## RECORDS
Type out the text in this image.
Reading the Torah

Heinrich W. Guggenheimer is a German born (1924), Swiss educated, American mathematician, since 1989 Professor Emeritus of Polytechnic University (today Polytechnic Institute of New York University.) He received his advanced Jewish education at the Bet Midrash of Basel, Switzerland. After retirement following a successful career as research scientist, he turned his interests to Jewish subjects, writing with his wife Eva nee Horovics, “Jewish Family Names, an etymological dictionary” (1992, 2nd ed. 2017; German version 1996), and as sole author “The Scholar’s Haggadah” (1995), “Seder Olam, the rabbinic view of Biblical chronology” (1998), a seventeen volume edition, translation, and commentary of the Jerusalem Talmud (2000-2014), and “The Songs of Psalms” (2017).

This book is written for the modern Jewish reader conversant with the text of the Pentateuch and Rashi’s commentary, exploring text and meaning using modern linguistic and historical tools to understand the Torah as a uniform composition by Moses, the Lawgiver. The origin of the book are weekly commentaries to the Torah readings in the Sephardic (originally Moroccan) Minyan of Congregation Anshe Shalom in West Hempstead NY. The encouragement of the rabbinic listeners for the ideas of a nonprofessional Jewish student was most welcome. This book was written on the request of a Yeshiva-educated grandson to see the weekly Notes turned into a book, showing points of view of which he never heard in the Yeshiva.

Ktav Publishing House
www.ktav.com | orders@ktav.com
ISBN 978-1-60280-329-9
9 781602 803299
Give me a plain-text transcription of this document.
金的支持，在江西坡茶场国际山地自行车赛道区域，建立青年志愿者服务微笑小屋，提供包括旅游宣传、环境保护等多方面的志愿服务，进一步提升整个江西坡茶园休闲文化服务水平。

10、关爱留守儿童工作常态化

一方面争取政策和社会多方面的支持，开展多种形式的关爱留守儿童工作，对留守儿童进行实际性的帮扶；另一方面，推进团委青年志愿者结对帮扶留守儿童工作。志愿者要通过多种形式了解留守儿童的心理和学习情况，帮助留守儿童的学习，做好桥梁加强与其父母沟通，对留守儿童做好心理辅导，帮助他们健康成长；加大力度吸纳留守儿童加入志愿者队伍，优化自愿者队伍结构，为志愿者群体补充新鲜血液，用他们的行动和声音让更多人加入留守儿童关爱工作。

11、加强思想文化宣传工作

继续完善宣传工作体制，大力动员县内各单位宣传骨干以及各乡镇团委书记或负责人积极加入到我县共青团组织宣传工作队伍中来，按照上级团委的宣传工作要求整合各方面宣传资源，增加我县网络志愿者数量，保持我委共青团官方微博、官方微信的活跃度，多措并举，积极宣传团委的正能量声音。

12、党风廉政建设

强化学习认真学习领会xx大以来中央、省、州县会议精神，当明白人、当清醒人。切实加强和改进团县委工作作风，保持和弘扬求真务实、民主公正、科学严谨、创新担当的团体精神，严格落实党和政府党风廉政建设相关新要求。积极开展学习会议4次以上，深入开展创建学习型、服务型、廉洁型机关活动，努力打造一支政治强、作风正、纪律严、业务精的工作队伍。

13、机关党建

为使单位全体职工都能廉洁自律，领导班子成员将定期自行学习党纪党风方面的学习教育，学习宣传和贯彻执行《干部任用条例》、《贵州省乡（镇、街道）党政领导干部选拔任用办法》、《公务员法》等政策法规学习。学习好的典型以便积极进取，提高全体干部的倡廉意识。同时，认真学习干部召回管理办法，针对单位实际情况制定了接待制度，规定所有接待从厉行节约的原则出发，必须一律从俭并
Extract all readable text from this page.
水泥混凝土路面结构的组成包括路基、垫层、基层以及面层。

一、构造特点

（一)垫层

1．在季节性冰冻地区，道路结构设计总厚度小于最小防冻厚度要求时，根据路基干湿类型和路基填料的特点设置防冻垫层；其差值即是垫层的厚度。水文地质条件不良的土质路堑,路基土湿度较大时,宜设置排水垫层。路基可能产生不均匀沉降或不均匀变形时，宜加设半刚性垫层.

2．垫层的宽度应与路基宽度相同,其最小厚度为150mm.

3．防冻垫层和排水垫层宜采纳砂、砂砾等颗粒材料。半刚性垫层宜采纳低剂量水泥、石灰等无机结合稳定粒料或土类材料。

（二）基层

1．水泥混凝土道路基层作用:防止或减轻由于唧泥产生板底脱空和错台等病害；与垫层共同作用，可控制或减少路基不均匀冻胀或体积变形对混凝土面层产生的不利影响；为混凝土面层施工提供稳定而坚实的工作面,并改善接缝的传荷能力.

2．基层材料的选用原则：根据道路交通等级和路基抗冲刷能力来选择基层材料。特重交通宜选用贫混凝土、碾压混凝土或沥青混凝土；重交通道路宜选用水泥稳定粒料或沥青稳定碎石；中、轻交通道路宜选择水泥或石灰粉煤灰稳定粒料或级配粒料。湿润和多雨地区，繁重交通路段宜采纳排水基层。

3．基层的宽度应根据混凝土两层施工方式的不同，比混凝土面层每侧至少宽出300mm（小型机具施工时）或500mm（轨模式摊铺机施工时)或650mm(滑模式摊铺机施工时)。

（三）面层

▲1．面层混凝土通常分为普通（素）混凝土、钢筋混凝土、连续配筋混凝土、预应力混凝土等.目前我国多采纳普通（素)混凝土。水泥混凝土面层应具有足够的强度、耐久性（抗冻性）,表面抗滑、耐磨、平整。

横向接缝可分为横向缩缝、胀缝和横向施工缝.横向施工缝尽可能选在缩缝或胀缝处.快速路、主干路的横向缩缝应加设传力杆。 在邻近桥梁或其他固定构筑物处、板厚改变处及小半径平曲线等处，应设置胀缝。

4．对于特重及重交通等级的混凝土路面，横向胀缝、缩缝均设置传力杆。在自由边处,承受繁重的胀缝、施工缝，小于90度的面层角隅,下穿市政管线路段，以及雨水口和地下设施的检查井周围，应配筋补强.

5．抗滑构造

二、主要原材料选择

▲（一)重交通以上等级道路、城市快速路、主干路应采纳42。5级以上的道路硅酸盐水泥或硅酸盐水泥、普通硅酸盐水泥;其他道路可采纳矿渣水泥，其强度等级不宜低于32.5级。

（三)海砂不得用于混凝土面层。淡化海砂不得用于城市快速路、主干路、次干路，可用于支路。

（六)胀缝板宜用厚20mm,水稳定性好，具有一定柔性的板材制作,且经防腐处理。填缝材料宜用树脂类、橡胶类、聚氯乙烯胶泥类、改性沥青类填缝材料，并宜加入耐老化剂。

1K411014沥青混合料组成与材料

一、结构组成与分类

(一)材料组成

## WRITTEN EXERCISE
Output all records verbatim.

## RESULT OF THE EXERCISE
Type out the text in this image.
Reading the Torah

Heinrich W. Guggenheimer is a German born (1924), Swiss educated, American mathematician, since 1989 Professor Emeritus of Polytechnic University (today Polytechnic Institute of New York University.) He received his advanced Jewish education at the Bet Midrash of Basel, Switzerland. After retirement following a successful career as research scientist, he turned his interests to Jewish subjects, writing with his wife Eva nee Horovics, “Jewish Family Names, an etymological dictionary” (1992, 2nd ed. 2017; German version 1996), and as sole author “The Scholar’s Haggadah” (1995), “Seder Olam, the rabbinic view of Biblical chronology” (1998), a seventeen volume edition, translation, and commentary of the Jerusalem Talmud (2000-2014), and “The Songs of Psalms” (2017).

This book is written for the modern Jewish reader conversant with the text of the Pentateuch and Rashi’s commentary, exploring text and meaning using modern linguistic and historical tools to understand the Torah as a uniform composition by Moses, the Lawgiver. The origin of the book are weekly commentaries to the Torah readings in the Sephardic (originally Moroccan) Minyan of Congregation Anshe Shalom in West Hempstead NY. The encouragement of the rabbinic listeners for the ideas of a nonprofessional Jewish student was most welcome. This book was written on the request of a Yeshiva-educated grandson to see the weekly Notes turned into a book, showing points of view of which he never heard in the Yeshiva.

Ktav Publishing House
www.ktav.com | orders@ktav.com
ISBN 978-1-60280-329-9
9 781602 803299
Give me a plain-text transcription of this document.
金的支持，在江西坡茶场国际山地自行车赛道区域，建立青年志愿者服务微笑小屋，提供包括旅游宣传、环境保护等多方面的志愿服务，进一步提升整个江西坡茶园休闲文化服务水平。

10、关爱留守儿童工作常态化

一方面争取政策和社会多方面的支持，开展多种形式的关爱留守儿童工作，对留守儿童进行实际性的帮扶；另一方面，推进团委青年志愿者结对帮扶留守儿童工作。志愿者要通过多种形式了解留守儿童的心理和学习情况，帮助留守儿童的学习，做好桥梁加强与其父母沟通，对留守儿童做好心理辅导，帮助他们健康成长；加大力度吸纳留守儿童加入志愿者队伍，优化自愿者队伍结构，为志愿者群体补充新鲜血液，用他们的行动和声音让更多人加入留守儿童关爱工作。

11、加强思想文化宣传工作

继续完善宣传工作体制，大力动员县内各单位宣传骨干以及各乡镇团委书记或负责人积极加入到我县共青团组织宣传工作队伍中来，按照上级团委的宣传工作要求整合各方面宣传资源，增加我县网络志愿者数量，保持我委共青团官方微博、官方微信的活跃度，多措并举，积极宣传团委的正能量声音。

12、党风廉政建设

强化学习认真学习领会xx大以来中央、省、州县会议精神，当明白人、当清醒人。切实加强和改进团县委工作作风，保持和弘扬求真务实、民主公正、科学严谨、创新担当的团体精神，严格落实党和政府党风廉政建设相关新要求。积极开展学习会议4次以上，深入开展创建学习型、服务型、廉洁型机关活动，努力打造一支政治强、作风正、纪律严、业务精的工作队伍。

13、机关党建

为使单位全体职工都能廉洁自律，领导班子成员将定期自行学习党纪党风方面的学习教育，学习宣传和贯彻执行《干部任用条例》、《贵州省乡（镇、街道）党政领导干部选拔任用办法》、《公务员法》等政策法规学习。学习好的典型以便积极进取，提高全体干部的倡廉意识。同时，认真学习干部召回管理办法，针对单位实际情况制定了接待制度，规定所有接待从厉行节约的原则出发，必须一律从俭并
Extract all readable text from this page.
水泥混凝土路面结构的组成包括路基、垫层、基层以及面层。

一、构造特点

（一)垫层

1．在季节性冰冻地区，道路结构设计总厚度小于最小防冻厚度要求时，根据路基干湿类型和路基填料的特点设置防冻垫层；其差值即是垫层的厚度。水文地质条件不良的土质路堑,路基土湿度较大时,宜设置排水垫层。路基可能产生不均匀沉降或不均匀变形时，宜加设半刚性垫层.

2．垫层的宽度应与路基宽度相同,其最小厚度为150mm.

3．防冻垫层和排水垫层宜采纳砂、砂砾等颗粒材料。半刚性垫层宜采纳低剂量水泥、石灰等无机结合稳定粒料或土类材料。

（二）基层

1．水泥混凝土道路基层作用:防止或减轻由于唧泥产生板底脱空和错台等病害；与垫层共同作用，可控制或减少路基不均匀冻胀或体积变形对混凝土面层产生的不利影响；为混凝土面层施工提供稳定而坚实的工作面,并改善接缝的传荷能力.

2．基层材料的选用原则：根据道路交通等级和路基抗冲刷能力来选择基层材料。特重交通宜选用贫混凝土、碾压混凝土或沥青混凝土；重交通道路宜选用水泥稳定粒料或沥青稳定碎石；中、轻交通道路宜选择水泥或石灰粉煤灰稳定粒料或级配粒料。湿润和多雨地区，繁重交通路段宜采纳排水基层。

3．基层的宽度应根据混凝土两层施工方式的不同，比混凝土面层每侧至少宽出300mm（小型机具施工时）或500mm（轨模式摊铺机施工时)或650mm(滑模式摊铺机施工时)。

（三）面层

▲1．面层混凝土通常分为普通（素）混凝土、钢筋混凝土、连续配筋混凝土、预应力混凝土等.目前我国多采纳普通（素)混凝土。水泥混凝土面层应具有足够的强度、耐久性（抗冻性）,表面抗滑、耐磨、平整。

横向接缝可分为横向缩缝、胀缝和横向施工缝.横向施工缝尽可能选在缩缝或胀缝处.快速路、主干路的横向缩缝应加设传力杆。 在邻近桥梁或其他固定构筑物处、板厚改变处及小半径平曲线等处，应设置胀缝。

4．对于特重及重交通等级的混凝土路面，横向胀缝、缩缝均设置传力杆。在自由边处,承受繁重的胀缝、施工缝，小于90度的面层角隅,下穿市政管线路段，以及雨水口和地下设施的检查井周围，应配筋补强.

5．抗滑构造

二、主要原材料选择

▲（一)重交通以上等级道路、城市快速路、主干路应采纳42。5级以上的道路硅酸盐水泥或硅酸盐水泥、普通硅酸盐水泥;其他道路可采纳矿渣水泥，其强度等级不宜低于32.5级。

（三)海砂不得用于混凝土面层。淡化海砂不得用于城市快速路、主干路、次干路，可用于支路。

（六)胀缝板宜用厚20mm,水稳定性好，具有一定柔性的板材制作,且经防腐处理。填缝材料宜用树脂类、橡胶类、聚氯乙烯胶泥类、改性沥青类填缝材料，并宜加入耐老化剂。

1K411014沥青混合料组成与材料

一、结构组成与分类

(一)材料组成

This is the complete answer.